Enhanced technology, travel, communications, and economic globalization contribute to making the world seem as if it is becoming smaller. As a result, events manifest at a faster pace and are affected by a wider variety of circumstances and conditions.

One aspect of internationalization is that organizations now deal with a variety of national and regional cultures. Organizations often think they understand the cultures with which they interact, but they frequently fail to grasp the subtle nuances and resulting consequences of foreign cultures. Culture has a very deep and implicit influence on behavior whether managers are aware of it or not (Bensoussan & Densham, 2004). Cultural differences affect planning, problem detection, situation awareness, uncertainty management, and decision making. Cultural differences in cognition and in world view can seriously impede expansion into foreign markets (Klein, Pongonis, & Klein, 2002) and companies often fail in their ventures into these markets due to serious errors and misjudgments concerning the social, cultural, and political environment (Tian & Tobar, 2004).

Another aspect of our changing world is that organizations must be constantly aware not only of cultural issues, but of all factors in their operating environment that might present threats or opportunities. Organizations that fail to monitor their environment to determine the conditions under which they must operate court disaster (Mitroff, 1985). Identification of key economic, social, and technological issues that affect the organization, its life cycle stages, and their relevance to each other helps managers allocate attention and resources to them. One tool through which this is accomplished is business intelligence gathering and analysis. Business intelligence gathering and analysis is a fundamental step in the chain of perceptions and actions that permit an organization to adapt to its environment. Organizational adaptation, survival, and competence in the face of increasingly discontinuous environmental change require access to timely and accurate information, as well as tools to constantly monitor, analyze, and interpret that information (Malhotra, 1998).

▶ **Record extracts**:
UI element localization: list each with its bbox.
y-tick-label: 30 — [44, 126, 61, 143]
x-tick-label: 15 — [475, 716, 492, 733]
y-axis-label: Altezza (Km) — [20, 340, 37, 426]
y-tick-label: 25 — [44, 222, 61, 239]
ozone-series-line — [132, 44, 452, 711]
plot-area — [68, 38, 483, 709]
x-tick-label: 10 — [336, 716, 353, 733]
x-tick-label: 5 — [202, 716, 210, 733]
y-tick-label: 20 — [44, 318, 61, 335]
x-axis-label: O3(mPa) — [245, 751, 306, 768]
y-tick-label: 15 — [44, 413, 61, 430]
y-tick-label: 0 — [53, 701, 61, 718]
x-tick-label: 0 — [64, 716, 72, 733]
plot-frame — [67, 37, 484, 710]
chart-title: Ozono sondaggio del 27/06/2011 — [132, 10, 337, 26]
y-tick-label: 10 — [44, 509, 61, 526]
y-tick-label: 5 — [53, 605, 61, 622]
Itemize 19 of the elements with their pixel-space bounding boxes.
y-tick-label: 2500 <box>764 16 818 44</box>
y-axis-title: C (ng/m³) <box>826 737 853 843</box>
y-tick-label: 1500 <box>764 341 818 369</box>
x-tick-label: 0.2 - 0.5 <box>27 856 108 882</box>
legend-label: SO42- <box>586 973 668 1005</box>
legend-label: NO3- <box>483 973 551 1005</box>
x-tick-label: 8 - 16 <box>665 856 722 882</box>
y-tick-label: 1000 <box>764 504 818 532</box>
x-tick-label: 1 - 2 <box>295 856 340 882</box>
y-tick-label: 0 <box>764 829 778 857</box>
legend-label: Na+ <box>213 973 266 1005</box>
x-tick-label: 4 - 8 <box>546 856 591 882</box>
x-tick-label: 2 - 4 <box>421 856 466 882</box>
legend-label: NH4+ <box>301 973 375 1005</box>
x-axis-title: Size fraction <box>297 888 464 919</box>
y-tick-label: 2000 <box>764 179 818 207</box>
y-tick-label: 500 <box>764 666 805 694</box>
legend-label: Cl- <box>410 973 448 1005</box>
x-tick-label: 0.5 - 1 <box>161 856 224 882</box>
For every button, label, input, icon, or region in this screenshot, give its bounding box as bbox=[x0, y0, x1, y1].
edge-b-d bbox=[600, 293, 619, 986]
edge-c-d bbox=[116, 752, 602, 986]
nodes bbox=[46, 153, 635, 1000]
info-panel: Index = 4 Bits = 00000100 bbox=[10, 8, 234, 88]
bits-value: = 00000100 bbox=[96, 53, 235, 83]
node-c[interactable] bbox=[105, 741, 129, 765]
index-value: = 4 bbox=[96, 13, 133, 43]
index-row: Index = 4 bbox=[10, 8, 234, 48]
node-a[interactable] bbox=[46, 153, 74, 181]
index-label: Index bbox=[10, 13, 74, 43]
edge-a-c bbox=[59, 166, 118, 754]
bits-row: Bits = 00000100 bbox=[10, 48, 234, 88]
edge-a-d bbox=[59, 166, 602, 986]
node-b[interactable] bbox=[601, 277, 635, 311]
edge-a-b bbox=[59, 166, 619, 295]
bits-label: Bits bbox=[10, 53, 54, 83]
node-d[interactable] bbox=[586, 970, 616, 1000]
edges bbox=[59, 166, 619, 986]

▶ **Tasks to perform**:
[a] Answer these from the internationalization text:
(i) What can seriously impede expansion into foreign markets?
(ii) What do organizations court when they fail to monitor their environment?
(iii) What is one tool for identifying key issues that affect an organization?
[b] Does each statement agree with the internationalization text? Answer yes or no, and quote the words that decide it.
(i) Cultural differences affect decision making.
(ii) Organizations usually grasp the subtle nuances of foreign cultures.
(iii) Organizational adaptation needs timely information but no tools.
[c] Pick up the internationalization text after its last sentence and keep writing it.

▶ **Task responses**:
[a]
(i) Cultural differences in cognition and in world view.
(ii) Disaster.
(iii) Business intelligence gathering and analysis.

[b]
(i) Yes: "Cultural differences affect planning, problem detection, situation awareness, uncertainty management, and decision making."
(ii) No: "they frequently fail to grasp the subtle nuances and resulting consequences of foreign cultures"
(iii) No: "require access to timely and accurate information, as well as tools to constantly monitor, analyze, and interpret that information"

[c]
Cultural bias is a real phenomenon and must be considered in intelligence gathering and analysis. Note that this applies not only to business intelligence but also to intelligence gathered on behalf of governments. Hence, the Cultural Simulation Modeler (CSM) was developed by IndaSea, Inc. under the auspices of the United States Defense Threat Reduction Agency as a terrorism threat assessment tool. The CSM is a software system that monitors multicultural interaction in order to anticipate threats and opportunities as they emerge from complex situations (IndaSea, 2004). The premise for the system is that increased understanding can be obtained by viewing a situation from multiple, culturally specific, empathetic points of view (Fables & Park, 2005). When academics were consulted to independently assess the tool they immediately recognized that the tool had the potential to be applied equally well to business intelligence gathering. Hence, the goal of this paper is to first make the case for the inclusion of cultural considerations in the gathering and analysis of business intelligence, then to present a discussion of the design of the CSM and how it operates, and finally to consider the limitations of automated information gathering and analysis systems.